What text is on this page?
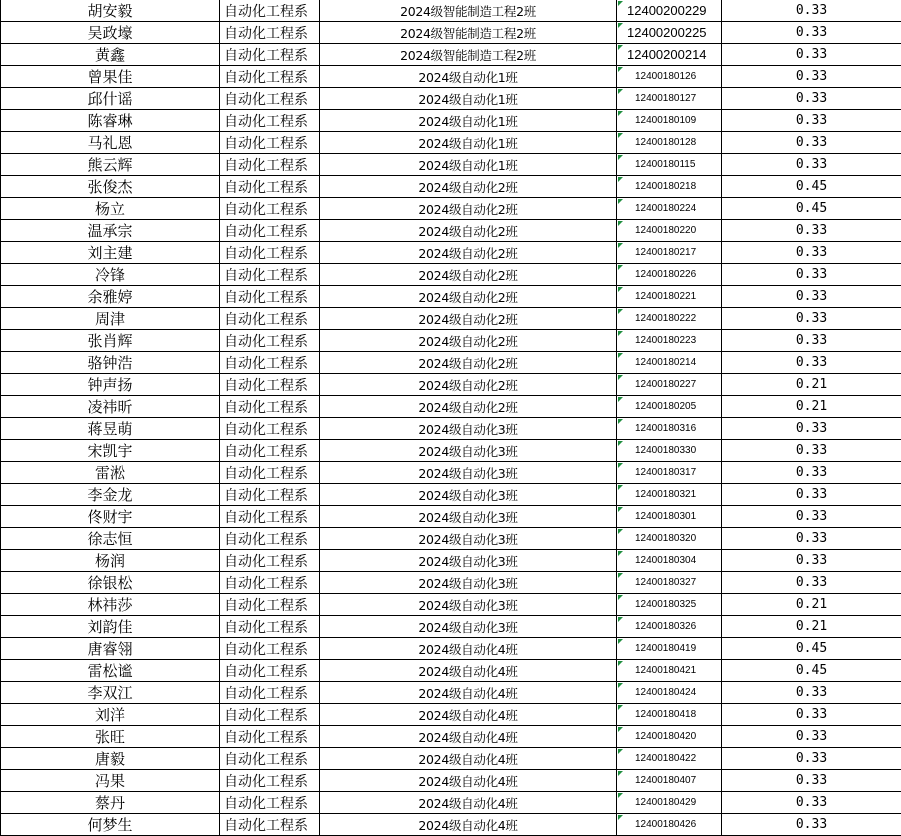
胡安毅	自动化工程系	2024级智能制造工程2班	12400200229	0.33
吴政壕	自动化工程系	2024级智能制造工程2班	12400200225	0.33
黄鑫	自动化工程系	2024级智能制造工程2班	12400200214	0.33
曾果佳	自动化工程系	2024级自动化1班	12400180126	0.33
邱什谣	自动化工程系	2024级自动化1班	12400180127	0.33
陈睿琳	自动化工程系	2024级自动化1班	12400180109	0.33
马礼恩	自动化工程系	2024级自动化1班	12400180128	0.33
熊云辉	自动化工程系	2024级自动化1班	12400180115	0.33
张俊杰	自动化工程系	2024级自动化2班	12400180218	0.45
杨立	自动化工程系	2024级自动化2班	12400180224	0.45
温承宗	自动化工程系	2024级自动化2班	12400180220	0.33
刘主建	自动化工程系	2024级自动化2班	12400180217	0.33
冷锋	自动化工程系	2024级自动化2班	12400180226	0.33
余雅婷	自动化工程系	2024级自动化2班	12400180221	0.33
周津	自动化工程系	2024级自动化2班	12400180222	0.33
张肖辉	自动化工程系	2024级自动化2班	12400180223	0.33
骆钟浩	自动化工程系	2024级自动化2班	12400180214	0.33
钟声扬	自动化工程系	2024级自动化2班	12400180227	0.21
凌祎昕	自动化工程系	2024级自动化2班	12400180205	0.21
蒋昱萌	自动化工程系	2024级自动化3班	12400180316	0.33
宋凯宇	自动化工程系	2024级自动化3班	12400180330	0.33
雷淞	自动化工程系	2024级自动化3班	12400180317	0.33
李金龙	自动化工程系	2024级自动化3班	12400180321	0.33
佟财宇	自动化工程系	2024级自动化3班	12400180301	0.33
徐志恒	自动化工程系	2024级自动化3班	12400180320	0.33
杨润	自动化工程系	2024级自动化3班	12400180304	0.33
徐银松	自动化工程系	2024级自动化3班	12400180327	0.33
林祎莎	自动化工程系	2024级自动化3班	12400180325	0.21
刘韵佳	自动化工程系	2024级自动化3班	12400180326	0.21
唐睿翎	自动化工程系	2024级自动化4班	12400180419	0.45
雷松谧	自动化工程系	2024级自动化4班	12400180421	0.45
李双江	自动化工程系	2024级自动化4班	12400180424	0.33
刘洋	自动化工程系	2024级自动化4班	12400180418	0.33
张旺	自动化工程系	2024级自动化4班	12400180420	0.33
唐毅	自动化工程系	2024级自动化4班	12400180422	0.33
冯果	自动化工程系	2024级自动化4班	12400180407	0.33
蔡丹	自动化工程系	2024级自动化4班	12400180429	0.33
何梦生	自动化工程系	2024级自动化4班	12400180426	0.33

=-=-=

__STATED GOAL__
Transcribe the listing in full and omit the pictures.

__ANSWER FOR THE TASK__
What text is on this page?
胡安毅	自动化工程系	2024级智能制造工程2班	12400200229	0.33
吴政壕	自动化工程系	2024级智能制造工程2班	12400200225	0.33
黄鑫	自动化工程系	2024级智能制造工程2班	12400200214	0.33
曾果佳	自动化工程系	2024级自动化1班	12400180126	0.33
邱什谣	自动化工程系	2024级自动化1班	12400180127	0.33
陈睿琳	自动化工程系	2024级自动化1班	12400180109	0.33
马礼恩	自动化工程系	2024级自动化1班	12400180128	0.33
熊云辉	自动化工程系	2024级自动化1班	12400180115	0.33
张俊杰	自动化工程系	2024级自动化2班	12400180218	0.45
杨立	自动化工程系	2024级自动化2班	12400180224	0.45
温承宗	自动化工程系	2024级自动化2班	12400180220	0.33
刘主建	自动化工程系	2024级自动化2班	12400180217	0.33
冷锋	自动化工程系	2024级自动化2班	12400180226	0.33
余雅婷	自动化工程系	2024级自动化2班	12400180221	0.33
周津	自动化工程系	2024级自动化2班	12400180222	0.33
张肖辉	自动化工程系	2024级自动化2班	12400180223	0.33
骆钟浩	自动化工程系	2024级自动化2班	12400180214	0.33
钟声扬	自动化工程系	2024级自动化2班	12400180227	0.21
凌祎昕	自动化工程系	2024级自动化2班	12400180205	0.21
蒋昱萌	自动化工程系	2024级自动化3班	12400180316	0.33
宋凯宇	自动化工程系	2024级自动化3班	12400180330	0.33
雷淞	自动化工程系	2024级自动化3班	12400180317	0.33
李金龙	自动化工程系	2024级自动化3班	12400180321	0.33
佟财宇	自动化工程系	2024级自动化3班	12400180301	0.33
徐志恒	自动化工程系	2024级自动化3班	12400180320	0.33
杨润	自动化工程系	2024级自动化3班	12400180304	0.33
徐银松	自动化工程系	2024级自动化3班	12400180327	0.33
林祎莎	自动化工程系	2024级自动化3班	12400180325	0.21
刘韵佳	自动化工程系	2024级自动化3班	12400180326	0.21
唐睿翎	自动化工程系	2024级自动化4班	12400180419	0.45
雷松谧	自动化工程系	2024级自动化4班	12400180421	0.45
李双江	自动化工程系	2024级自动化4班	12400180424	0.33
刘洋	自动化工程系	2024级自动化4班	12400180418	0.33
张旺	自动化工程系	2024级自动化4班	12400180420	0.33
唐毅	自动化工程系	2024级自动化4班	12400180422	0.33
冯果	自动化工程系	2024级自动化4班	12400180407	0.33
蔡丹	自动化工程系	2024级自动化4班	12400180429	0.33
何梦生	自动化工程系	2024级自动化4班	12400180426	0.33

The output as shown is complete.